EXERCISE GOAL:
Scan the records below for the word "đang" and give only the number of lines that hold it.

SUPPLIED DATA:
════════════════════

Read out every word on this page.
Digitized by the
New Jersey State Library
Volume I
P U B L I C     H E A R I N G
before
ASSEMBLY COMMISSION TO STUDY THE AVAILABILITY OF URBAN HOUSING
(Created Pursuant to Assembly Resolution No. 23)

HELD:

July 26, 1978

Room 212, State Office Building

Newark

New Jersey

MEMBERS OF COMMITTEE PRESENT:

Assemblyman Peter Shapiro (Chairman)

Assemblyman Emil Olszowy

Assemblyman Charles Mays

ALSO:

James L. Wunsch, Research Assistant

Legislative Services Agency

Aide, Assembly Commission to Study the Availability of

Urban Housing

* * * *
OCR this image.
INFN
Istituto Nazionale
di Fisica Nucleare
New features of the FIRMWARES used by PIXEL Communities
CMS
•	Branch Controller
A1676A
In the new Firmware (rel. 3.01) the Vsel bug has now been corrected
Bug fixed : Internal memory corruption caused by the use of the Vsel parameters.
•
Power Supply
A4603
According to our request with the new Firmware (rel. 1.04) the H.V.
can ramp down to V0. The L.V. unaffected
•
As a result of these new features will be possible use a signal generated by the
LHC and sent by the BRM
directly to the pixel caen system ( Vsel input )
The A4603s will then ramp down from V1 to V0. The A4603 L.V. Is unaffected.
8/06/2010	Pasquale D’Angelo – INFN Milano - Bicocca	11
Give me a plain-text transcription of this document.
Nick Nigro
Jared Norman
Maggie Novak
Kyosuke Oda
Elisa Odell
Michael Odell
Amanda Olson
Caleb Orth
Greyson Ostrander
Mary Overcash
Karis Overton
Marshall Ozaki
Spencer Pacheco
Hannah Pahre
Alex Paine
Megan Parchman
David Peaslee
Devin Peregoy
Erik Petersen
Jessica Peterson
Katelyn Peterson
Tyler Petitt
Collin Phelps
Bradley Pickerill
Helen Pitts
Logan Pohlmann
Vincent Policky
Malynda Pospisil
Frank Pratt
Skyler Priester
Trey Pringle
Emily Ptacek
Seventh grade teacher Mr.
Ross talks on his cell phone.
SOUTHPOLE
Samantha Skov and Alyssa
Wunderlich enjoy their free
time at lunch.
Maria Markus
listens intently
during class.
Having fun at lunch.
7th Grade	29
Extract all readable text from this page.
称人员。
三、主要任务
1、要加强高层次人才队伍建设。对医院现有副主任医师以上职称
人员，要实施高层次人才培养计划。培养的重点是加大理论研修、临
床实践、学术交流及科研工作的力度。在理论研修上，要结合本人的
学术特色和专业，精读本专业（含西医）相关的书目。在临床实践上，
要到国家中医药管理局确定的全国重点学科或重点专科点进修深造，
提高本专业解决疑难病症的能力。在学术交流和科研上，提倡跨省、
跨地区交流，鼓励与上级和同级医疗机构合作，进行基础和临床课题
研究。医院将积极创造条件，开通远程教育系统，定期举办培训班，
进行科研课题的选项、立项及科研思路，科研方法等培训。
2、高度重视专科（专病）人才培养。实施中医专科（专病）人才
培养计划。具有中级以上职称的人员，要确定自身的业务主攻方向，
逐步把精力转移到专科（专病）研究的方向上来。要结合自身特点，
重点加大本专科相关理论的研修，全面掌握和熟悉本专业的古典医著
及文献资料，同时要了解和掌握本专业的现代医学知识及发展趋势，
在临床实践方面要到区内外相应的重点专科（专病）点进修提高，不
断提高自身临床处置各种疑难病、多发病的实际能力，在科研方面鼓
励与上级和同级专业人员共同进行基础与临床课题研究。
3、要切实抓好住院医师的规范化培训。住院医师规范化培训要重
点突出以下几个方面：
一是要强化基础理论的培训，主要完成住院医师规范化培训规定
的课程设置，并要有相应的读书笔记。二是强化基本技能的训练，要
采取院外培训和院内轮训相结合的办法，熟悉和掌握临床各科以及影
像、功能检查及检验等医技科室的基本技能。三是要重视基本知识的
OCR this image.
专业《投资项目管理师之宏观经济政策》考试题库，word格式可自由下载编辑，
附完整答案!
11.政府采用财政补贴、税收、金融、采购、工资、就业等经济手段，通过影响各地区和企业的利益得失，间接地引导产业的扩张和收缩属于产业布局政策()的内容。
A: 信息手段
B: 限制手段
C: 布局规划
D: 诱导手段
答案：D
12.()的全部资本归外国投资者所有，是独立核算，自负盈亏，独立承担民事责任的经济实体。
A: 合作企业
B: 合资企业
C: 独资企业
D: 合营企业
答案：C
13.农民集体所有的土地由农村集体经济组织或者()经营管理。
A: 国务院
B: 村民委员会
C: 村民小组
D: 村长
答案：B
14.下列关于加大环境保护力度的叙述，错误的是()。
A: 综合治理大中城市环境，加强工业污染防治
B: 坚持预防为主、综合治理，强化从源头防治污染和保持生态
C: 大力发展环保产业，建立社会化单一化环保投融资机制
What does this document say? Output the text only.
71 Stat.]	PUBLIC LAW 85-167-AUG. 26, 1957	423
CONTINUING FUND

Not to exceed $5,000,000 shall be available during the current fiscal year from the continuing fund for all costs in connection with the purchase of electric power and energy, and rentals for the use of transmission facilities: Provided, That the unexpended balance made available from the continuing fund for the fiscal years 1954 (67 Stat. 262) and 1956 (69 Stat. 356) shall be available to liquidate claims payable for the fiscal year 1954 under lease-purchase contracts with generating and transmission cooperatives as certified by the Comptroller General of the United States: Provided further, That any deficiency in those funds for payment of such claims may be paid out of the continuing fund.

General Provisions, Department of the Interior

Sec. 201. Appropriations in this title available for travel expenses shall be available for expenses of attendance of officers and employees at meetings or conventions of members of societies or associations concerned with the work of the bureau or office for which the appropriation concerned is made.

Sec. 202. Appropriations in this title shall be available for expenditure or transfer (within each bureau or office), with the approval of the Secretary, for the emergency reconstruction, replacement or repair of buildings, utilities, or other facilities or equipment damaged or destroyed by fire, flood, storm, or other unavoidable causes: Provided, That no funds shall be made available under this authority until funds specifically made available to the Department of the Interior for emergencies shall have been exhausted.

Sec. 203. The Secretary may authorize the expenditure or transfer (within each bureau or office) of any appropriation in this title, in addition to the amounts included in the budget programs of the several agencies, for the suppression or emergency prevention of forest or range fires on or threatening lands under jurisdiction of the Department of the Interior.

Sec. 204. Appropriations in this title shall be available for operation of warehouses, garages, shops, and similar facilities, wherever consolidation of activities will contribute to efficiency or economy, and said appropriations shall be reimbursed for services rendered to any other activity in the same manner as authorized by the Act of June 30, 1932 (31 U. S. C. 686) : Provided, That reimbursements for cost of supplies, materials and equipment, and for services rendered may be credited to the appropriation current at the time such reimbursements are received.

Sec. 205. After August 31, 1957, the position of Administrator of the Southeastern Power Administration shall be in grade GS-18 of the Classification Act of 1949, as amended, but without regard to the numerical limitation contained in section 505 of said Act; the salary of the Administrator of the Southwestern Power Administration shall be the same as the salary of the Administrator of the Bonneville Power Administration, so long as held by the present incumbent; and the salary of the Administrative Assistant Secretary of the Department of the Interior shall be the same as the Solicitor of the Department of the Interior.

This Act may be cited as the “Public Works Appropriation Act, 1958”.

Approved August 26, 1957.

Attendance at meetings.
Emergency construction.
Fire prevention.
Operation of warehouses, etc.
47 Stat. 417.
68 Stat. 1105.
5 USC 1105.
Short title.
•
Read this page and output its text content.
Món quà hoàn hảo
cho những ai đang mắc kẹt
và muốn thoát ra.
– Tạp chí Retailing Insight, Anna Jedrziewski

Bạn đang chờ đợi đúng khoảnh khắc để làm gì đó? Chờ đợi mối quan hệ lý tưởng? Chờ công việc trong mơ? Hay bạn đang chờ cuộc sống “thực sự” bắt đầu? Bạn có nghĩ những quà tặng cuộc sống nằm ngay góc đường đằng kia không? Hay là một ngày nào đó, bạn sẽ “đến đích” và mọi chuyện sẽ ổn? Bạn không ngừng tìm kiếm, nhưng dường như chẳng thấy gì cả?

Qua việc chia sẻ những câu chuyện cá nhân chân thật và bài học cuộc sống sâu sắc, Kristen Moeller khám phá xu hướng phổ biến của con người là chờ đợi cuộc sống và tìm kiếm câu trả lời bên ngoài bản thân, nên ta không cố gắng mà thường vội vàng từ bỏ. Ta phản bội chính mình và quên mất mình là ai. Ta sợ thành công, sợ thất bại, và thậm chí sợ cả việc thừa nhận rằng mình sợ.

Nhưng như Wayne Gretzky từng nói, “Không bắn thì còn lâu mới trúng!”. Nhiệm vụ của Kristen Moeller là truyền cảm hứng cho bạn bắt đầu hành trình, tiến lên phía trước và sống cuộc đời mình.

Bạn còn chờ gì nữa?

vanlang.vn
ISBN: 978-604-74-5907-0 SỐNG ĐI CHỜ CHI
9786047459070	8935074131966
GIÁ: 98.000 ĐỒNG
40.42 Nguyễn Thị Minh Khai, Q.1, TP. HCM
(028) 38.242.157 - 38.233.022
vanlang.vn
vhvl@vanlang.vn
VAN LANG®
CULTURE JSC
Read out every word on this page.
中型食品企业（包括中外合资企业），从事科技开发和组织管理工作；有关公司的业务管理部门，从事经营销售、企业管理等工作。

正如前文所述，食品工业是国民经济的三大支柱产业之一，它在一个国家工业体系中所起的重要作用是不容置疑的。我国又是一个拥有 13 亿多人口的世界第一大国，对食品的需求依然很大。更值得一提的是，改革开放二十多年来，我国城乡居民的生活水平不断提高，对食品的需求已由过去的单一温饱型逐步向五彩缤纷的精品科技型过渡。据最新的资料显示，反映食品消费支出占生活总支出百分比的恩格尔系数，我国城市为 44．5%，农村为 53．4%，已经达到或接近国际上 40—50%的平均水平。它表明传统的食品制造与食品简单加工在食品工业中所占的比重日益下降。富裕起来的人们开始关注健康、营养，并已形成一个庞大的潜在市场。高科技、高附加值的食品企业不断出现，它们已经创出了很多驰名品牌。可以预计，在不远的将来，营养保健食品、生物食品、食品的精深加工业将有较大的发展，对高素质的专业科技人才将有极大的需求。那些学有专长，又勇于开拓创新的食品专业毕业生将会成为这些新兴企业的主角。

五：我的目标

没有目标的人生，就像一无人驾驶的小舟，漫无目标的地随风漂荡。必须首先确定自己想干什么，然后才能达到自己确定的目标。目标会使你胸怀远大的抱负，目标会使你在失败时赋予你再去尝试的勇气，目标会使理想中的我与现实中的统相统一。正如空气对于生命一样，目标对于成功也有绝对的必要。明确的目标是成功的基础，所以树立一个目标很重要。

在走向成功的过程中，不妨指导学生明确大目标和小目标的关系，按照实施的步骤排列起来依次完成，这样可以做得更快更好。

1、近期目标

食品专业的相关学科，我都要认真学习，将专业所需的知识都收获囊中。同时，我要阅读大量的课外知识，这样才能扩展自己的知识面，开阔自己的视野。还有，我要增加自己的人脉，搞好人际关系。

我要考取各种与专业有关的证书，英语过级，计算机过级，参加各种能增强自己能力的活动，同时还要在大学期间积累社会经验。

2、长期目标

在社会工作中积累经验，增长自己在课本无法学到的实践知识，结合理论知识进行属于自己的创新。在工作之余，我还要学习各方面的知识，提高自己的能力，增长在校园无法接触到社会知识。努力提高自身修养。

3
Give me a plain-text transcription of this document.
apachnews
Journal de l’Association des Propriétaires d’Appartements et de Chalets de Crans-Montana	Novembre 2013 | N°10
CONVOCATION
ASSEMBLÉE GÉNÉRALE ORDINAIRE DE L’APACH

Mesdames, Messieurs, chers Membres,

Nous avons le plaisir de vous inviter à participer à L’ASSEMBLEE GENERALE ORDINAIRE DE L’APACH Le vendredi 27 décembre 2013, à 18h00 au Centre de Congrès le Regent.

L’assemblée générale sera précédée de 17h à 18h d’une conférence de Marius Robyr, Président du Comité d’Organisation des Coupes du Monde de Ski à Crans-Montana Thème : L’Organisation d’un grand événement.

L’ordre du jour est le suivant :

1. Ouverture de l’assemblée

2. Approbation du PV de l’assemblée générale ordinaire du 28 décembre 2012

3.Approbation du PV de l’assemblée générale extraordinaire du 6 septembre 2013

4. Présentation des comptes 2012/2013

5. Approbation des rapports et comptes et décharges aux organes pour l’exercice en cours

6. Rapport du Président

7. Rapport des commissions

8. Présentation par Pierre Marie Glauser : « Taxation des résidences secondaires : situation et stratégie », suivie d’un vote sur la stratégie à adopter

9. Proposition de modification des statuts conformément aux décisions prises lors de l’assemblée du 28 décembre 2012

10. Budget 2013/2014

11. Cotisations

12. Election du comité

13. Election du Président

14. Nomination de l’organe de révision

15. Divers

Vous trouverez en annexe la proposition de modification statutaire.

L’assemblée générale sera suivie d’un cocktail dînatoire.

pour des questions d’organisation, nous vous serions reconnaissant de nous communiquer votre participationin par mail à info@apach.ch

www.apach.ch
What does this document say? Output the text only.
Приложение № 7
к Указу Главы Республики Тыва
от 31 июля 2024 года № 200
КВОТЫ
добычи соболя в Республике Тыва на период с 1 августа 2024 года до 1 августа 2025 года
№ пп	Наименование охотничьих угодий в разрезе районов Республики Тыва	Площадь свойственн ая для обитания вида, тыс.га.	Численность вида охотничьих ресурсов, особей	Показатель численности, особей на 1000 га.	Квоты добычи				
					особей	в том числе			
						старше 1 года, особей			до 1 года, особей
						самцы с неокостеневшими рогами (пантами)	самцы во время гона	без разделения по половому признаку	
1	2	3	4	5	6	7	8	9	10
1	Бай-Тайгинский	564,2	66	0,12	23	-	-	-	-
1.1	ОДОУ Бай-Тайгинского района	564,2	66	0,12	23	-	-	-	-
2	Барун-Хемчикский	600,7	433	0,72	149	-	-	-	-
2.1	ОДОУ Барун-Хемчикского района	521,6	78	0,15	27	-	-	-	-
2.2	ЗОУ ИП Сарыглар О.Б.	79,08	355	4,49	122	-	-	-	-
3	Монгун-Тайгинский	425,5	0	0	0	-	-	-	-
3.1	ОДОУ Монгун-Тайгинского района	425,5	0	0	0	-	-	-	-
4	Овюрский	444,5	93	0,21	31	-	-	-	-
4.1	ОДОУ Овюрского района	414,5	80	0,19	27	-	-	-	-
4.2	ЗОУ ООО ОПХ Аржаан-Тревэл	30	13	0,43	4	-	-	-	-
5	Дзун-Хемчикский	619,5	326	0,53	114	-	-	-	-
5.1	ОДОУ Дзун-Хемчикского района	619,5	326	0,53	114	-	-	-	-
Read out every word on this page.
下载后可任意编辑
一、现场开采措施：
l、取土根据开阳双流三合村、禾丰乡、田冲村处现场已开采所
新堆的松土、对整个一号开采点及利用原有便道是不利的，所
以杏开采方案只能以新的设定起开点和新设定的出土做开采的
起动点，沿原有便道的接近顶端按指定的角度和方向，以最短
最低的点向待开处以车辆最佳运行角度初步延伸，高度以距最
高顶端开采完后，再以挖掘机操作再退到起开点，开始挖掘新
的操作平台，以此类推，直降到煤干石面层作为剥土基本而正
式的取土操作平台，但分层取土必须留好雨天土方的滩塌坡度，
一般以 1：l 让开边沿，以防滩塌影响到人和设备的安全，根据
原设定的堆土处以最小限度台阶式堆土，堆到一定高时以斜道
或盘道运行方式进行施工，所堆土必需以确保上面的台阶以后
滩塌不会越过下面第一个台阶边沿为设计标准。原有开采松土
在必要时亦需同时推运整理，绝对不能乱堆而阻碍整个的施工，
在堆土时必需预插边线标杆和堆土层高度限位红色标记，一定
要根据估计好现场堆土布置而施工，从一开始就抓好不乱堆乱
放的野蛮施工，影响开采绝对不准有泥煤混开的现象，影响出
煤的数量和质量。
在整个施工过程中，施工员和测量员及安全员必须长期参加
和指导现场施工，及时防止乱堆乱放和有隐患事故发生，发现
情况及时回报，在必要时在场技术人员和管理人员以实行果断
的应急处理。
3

════════════════════

EXPECTED ANSWER:
2